=== What is expected ===
From the entries below, gather each line containing the word "第三者視点での情報提供がある".

▽

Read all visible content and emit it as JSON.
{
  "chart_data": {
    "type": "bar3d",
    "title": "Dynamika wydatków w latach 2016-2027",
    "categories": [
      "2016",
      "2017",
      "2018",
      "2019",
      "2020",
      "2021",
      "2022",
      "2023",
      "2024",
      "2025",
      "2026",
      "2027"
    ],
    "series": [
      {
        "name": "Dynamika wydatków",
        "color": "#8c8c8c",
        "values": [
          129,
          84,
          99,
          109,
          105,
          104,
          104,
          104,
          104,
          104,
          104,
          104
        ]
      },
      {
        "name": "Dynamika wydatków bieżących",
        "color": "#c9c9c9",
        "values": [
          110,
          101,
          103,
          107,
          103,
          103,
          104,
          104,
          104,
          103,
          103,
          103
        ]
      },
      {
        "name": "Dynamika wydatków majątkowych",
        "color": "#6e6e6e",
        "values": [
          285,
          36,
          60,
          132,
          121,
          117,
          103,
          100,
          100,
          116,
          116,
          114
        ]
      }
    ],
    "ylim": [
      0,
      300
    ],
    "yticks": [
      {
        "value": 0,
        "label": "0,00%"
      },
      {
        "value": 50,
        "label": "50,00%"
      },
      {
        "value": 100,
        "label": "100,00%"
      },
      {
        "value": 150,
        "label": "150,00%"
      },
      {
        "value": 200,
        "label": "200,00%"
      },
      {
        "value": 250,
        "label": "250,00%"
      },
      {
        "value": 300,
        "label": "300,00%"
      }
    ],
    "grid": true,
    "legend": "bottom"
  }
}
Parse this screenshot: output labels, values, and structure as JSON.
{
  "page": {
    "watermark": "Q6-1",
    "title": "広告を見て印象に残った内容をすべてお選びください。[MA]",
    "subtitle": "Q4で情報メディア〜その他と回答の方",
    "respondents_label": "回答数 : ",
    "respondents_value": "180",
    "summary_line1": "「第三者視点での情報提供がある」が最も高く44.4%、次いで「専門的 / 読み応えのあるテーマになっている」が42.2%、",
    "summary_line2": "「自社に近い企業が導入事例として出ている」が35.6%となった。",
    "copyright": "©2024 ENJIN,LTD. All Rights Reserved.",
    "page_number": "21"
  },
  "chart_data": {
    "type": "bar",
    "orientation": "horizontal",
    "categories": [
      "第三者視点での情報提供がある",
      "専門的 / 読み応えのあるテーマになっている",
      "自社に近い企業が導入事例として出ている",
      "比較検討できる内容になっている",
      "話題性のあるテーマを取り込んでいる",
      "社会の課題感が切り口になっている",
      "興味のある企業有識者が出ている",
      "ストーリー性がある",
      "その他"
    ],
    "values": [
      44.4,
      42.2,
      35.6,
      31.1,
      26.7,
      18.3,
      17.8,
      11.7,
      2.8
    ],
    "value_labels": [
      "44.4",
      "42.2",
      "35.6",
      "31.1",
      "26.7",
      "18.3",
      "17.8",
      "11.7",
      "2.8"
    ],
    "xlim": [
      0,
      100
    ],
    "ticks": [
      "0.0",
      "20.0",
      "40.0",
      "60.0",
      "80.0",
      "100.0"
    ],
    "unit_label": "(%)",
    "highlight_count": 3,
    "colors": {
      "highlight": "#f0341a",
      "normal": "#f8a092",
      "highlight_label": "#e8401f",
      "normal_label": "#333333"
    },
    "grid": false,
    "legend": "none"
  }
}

△

=== Result of this task ===
    "summary_line1": "「第三者視点での情報提供がある」が最も高く44.4%、次いで「専門的 / 読み応えのあるテーマになっている」が42.2%、",
      "第三者視点での情報提供がある",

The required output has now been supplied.